(Rows from a dataset)
— BEGIN —

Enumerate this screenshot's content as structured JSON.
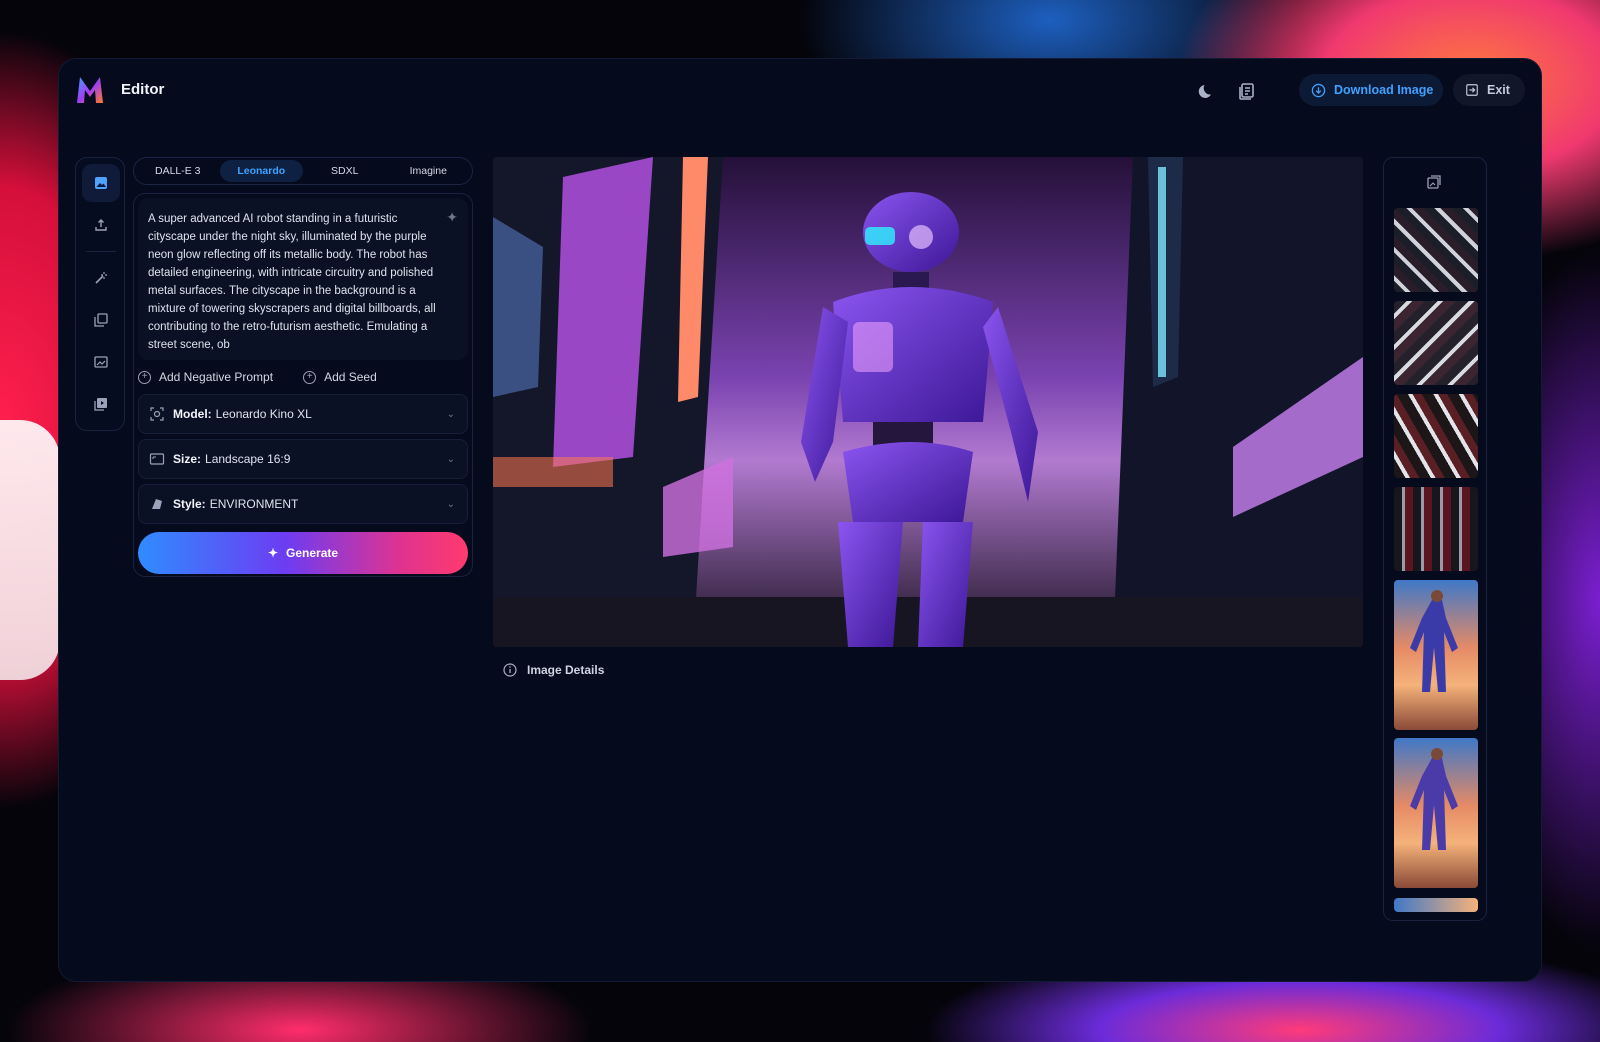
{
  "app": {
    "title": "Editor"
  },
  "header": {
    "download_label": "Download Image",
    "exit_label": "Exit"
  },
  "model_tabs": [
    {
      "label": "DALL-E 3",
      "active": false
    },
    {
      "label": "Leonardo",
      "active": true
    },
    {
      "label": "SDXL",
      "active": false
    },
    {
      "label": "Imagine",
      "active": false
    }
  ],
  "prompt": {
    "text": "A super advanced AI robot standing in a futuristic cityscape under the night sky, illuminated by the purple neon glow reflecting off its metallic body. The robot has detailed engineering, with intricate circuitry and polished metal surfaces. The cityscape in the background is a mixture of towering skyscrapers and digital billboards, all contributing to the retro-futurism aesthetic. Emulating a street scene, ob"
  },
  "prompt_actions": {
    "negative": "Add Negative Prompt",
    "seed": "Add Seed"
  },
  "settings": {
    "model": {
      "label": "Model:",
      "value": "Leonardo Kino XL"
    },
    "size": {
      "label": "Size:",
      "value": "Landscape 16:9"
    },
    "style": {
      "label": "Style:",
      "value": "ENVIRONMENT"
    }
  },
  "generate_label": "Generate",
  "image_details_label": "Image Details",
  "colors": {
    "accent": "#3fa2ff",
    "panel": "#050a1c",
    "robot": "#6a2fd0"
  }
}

— END —

- _To do_
From the listing above, print every entry precisely and drop the pictures.

- _Solution to this exercise_
Enumerate this screenshot's content as structured JSON.
{
  "app": {
    "title": "Editor"
  },
  "header": {
    "download_label": "Download Image",
    "exit_label": "Exit"
  },
  "model_tabs": [
    {
      "label": "DALL-E 3",
      "active": false
    },
    {
      "label": "Leonardo",
      "active": true
    },
    {
      "label": "SDXL",
      "active": false
    },
    {
      "label": "Imagine",
      "active": false
    }
  ],
  "prompt": {
    "text": "A super advanced AI robot standing in a futuristic cityscape under the night sky, illuminated by the purple neon glow reflecting off its metallic body. The robot has detailed engineering, with intricate circuitry and polished metal surfaces. The cityscape in the background is a mixture of towering skyscrapers and digital billboards, all contributing to the retro-futurism aesthetic. Emulating a street scene, ob"
  },
  "prompt_actions": {
    "negative": "Add Negative Prompt",
    "seed": "Add Seed"
  },
  "settings": {
    "model": {
      "label": "Model:",
      "value": "Leonardo Kino XL"
    },
    "size": {
      "label": "Size:",
      "value": "Landscape 16:9"
    },
    "style": {
      "label": "Style:",
      "value": "ENVIRONMENT"
    }
  },
  "generate_label": "Generate",
  "image_details_label": "Image Details",
  "colors": {
    "accent": "#3fa2ff",
    "panel": "#050a1c",
    "robot": "#6a2fd0"
  }
}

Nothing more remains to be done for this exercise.